[start of Data for this task]

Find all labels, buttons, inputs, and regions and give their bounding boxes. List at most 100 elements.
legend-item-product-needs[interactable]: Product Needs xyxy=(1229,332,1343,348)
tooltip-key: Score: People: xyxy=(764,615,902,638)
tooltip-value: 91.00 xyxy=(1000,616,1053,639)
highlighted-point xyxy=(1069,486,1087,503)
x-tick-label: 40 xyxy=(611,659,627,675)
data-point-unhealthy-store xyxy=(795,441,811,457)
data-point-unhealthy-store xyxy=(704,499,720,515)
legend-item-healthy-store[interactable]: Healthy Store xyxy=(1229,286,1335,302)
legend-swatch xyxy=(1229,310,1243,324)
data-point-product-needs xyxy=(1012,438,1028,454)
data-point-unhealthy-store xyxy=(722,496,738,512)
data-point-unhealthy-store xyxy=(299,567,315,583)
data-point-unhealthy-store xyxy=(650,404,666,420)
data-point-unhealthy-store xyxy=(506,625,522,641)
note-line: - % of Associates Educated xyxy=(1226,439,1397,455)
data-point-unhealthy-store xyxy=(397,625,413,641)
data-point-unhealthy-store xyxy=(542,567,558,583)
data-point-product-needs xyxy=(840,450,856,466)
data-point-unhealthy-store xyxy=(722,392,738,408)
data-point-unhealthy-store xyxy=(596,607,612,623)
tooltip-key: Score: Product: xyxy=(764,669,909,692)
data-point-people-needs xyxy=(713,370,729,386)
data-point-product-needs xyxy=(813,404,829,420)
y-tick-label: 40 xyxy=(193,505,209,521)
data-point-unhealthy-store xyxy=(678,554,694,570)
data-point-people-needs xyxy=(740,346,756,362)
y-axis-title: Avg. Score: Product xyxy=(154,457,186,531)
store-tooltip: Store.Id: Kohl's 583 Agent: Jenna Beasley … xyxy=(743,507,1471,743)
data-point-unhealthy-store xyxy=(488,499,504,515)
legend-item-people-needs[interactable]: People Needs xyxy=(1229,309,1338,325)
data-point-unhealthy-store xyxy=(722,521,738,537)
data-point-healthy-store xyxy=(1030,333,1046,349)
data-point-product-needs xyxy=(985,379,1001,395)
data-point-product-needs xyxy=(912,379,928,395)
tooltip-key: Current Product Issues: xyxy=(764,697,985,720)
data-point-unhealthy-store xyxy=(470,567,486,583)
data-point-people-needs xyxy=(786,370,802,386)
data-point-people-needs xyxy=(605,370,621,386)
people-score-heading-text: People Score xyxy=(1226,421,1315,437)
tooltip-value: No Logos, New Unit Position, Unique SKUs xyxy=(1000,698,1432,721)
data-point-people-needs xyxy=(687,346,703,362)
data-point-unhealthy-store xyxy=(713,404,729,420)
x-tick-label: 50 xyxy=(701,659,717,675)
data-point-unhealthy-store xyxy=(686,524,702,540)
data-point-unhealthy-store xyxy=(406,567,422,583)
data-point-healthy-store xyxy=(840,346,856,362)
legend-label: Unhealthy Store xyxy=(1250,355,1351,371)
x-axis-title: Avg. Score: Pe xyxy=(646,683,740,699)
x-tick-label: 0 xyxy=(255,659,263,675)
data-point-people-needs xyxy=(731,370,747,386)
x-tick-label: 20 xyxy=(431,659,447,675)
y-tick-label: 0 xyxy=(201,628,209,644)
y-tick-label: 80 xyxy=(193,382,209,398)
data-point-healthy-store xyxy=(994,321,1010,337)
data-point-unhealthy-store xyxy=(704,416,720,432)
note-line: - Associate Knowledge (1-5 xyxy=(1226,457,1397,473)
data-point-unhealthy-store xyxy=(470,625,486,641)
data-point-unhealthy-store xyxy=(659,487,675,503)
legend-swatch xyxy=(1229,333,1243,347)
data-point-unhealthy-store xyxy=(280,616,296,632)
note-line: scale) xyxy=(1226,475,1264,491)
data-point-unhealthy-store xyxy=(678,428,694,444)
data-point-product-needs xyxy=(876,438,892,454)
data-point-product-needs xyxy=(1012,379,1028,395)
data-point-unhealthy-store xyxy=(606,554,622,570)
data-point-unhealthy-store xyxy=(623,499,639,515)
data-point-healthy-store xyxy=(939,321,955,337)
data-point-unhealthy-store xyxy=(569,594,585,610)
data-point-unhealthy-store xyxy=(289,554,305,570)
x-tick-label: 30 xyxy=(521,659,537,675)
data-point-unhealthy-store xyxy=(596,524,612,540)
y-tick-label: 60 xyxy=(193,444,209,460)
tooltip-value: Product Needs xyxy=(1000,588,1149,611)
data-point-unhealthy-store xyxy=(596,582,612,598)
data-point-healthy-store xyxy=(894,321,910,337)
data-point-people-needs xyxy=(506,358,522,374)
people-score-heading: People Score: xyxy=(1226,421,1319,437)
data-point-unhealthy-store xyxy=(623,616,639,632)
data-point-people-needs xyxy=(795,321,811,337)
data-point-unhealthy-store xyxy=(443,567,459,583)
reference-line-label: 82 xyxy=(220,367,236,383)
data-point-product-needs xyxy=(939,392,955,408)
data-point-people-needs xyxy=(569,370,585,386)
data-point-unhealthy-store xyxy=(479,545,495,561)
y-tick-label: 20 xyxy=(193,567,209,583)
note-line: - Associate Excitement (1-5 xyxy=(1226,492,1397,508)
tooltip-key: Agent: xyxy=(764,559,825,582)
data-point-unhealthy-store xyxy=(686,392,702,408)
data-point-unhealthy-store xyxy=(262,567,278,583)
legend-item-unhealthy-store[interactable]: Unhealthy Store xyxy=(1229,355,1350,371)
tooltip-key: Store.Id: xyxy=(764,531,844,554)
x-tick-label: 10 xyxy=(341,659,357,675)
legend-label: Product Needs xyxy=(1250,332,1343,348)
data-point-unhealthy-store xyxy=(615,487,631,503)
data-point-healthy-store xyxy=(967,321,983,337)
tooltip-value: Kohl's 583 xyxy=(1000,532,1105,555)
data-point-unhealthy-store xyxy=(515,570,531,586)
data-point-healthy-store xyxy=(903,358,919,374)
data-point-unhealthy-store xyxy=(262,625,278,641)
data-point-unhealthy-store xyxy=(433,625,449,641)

[end of Data for this task]

In every line of the records above, swap "tooltip-key" for "tooltip-label" and write the lines out again, leaving everything else unchanged.

Find all labels, buttons, inputs, and regions and give their bounding boxes. List at most 100 elements.
legend-item-product-needs[interactable]: Product Needs xyxy=(1229,332,1343,348)
tooltip-label: Score: People: xyxy=(764,615,902,638)
tooltip-value: 91.00 xyxy=(1000,616,1053,639)
highlighted-point xyxy=(1069,486,1087,503)
x-tick-label: 40 xyxy=(611,659,627,675)
data-point-unhealthy-store xyxy=(795,441,811,457)
data-point-unhealthy-store xyxy=(704,499,720,515)
legend-item-healthy-store[interactable]: Healthy Store xyxy=(1229,286,1335,302)
legend-swatch xyxy=(1229,310,1243,324)
data-point-product-needs xyxy=(1012,438,1028,454)
data-point-unhealthy-store xyxy=(722,496,738,512)
data-point-unhealthy-store xyxy=(299,567,315,583)
data-point-unhealthy-store xyxy=(650,404,666,420)
data-point-unhealthy-store xyxy=(506,625,522,641)
note-line: - % of Associates Educated xyxy=(1226,439,1397,455)
data-point-unhealthy-store xyxy=(397,625,413,641)
data-point-unhealthy-store xyxy=(542,567,558,583)
data-point-product-needs xyxy=(840,450,856,466)
data-point-unhealthy-store xyxy=(722,392,738,408)
data-point-unhealthy-store xyxy=(596,607,612,623)
tooltip-label: Score: Product: xyxy=(764,669,909,692)
data-point-people-needs xyxy=(713,370,729,386)
data-point-product-needs xyxy=(813,404,829,420)
y-tick-label: 40 xyxy=(193,505,209,521)
data-point-unhealthy-store xyxy=(678,554,694,570)
data-point-people-needs xyxy=(740,346,756,362)
y-axis-title: Avg. Score: Product xyxy=(154,457,186,531)
store-tooltip: Store.Id: Kohl's 583 Agent: Jenna Beasley … xyxy=(743,507,1471,743)
data-point-unhealthy-store xyxy=(488,499,504,515)
legend-item-people-needs[interactable]: People Needs xyxy=(1229,309,1338,325)
data-point-unhealthy-store xyxy=(722,521,738,537)
data-point-healthy-store xyxy=(1030,333,1046,349)
data-point-product-needs xyxy=(985,379,1001,395)
data-point-product-needs xyxy=(912,379,928,395)
tooltip-label: Current Product Issues: xyxy=(764,697,985,720)
data-point-unhealthy-store xyxy=(470,567,486,583)
data-point-people-needs xyxy=(786,370,802,386)
data-point-people-needs xyxy=(605,370,621,386)
people-score-heading-text: People Score xyxy=(1226,421,1315,437)
tooltip-value: No Logos, New Unit Position, Unique SKUs xyxy=(1000,698,1432,721)
data-point-people-needs xyxy=(687,346,703,362)
data-point-unhealthy-store xyxy=(713,404,729,420)
x-tick-label: 50 xyxy=(701,659,717,675)
data-point-unhealthy-store xyxy=(686,524,702,540)
data-point-unhealthy-store xyxy=(406,567,422,583)
data-point-healthy-store xyxy=(840,346,856,362)
legend-label: Unhealthy Store xyxy=(1250,355,1351,371)
x-axis-title: Avg. Score: Pe xyxy=(646,683,740,699)
x-tick-label: 0 xyxy=(255,659,263,675)
data-point-people-needs xyxy=(731,370,747,386)
x-tick-label: 20 xyxy=(431,659,447,675)
y-tick-label: 0 xyxy=(201,628,209,644)
y-tick-label: 80 xyxy=(193,382,209,398)
data-point-healthy-store xyxy=(994,321,1010,337)
data-point-unhealthy-store xyxy=(704,416,720,432)
note-line: - Associate Knowledge (1-5 xyxy=(1226,457,1397,473)
data-point-unhealthy-store xyxy=(470,625,486,641)
data-point-unhealthy-store xyxy=(659,487,675,503)
legend-swatch xyxy=(1229,333,1243,347)
data-point-unhealthy-store xyxy=(280,616,296,632)
note-line: scale) xyxy=(1226,475,1264,491)
data-point-unhealthy-store xyxy=(678,428,694,444)
data-point-product-needs xyxy=(876,438,892,454)
data-point-product-needs xyxy=(1012,379,1028,395)
data-point-unhealthy-store xyxy=(606,554,622,570)
data-point-unhealthy-store xyxy=(623,499,639,515)
data-point-healthy-store xyxy=(939,321,955,337)
data-point-unhealthy-store xyxy=(569,594,585,610)
data-point-unhealthy-store xyxy=(289,554,305,570)
x-tick-label: 30 xyxy=(521,659,537,675)
data-point-unhealthy-store xyxy=(596,524,612,540)
y-tick-label: 60 xyxy=(193,444,209,460)
tooltip-value: Product Needs xyxy=(1000,588,1149,611)
data-point-unhealthy-store xyxy=(596,582,612,598)
data-point-healthy-store xyxy=(894,321,910,337)
data-point-people-needs xyxy=(506,358,522,374)
people-score-heading: People Score: xyxy=(1226,421,1319,437)
data-point-unhealthy-store xyxy=(623,616,639,632)
data-point-people-needs xyxy=(795,321,811,337)
data-point-unhealthy-store xyxy=(443,567,459,583)
reference-line-label: 82 xyxy=(220,367,236,383)
data-point-product-needs xyxy=(939,392,955,408)
data-point-people-needs xyxy=(569,370,585,386)
data-point-unhealthy-store xyxy=(479,545,495,561)
y-tick-label: 20 xyxy=(193,567,209,583)
note-line: - Associate Excitement (1-5 xyxy=(1226,492,1397,508)
tooltip-label: Agent: xyxy=(764,559,825,582)
data-point-unhealthy-store xyxy=(686,392,702,408)
data-point-unhealthy-store xyxy=(262,567,278,583)
legend-item-unhealthy-store[interactable]: Unhealthy Store xyxy=(1229,355,1350,371)
tooltip-label: Store.Id: xyxy=(764,531,844,554)
x-tick-label: 10 xyxy=(341,659,357,675)
legend-label: Product Needs xyxy=(1250,332,1343,348)
data-point-unhealthy-store xyxy=(615,487,631,503)
data-point-healthy-store xyxy=(967,321,983,337)
tooltip-value: Kohl's 583 xyxy=(1000,532,1105,555)
data-point-unhealthy-store xyxy=(515,570,531,586)
data-point-healthy-store xyxy=(903,358,919,374)
data-point-unhealthy-store xyxy=(262,625,278,641)
data-point-unhealthy-store xyxy=(433,625,449,641)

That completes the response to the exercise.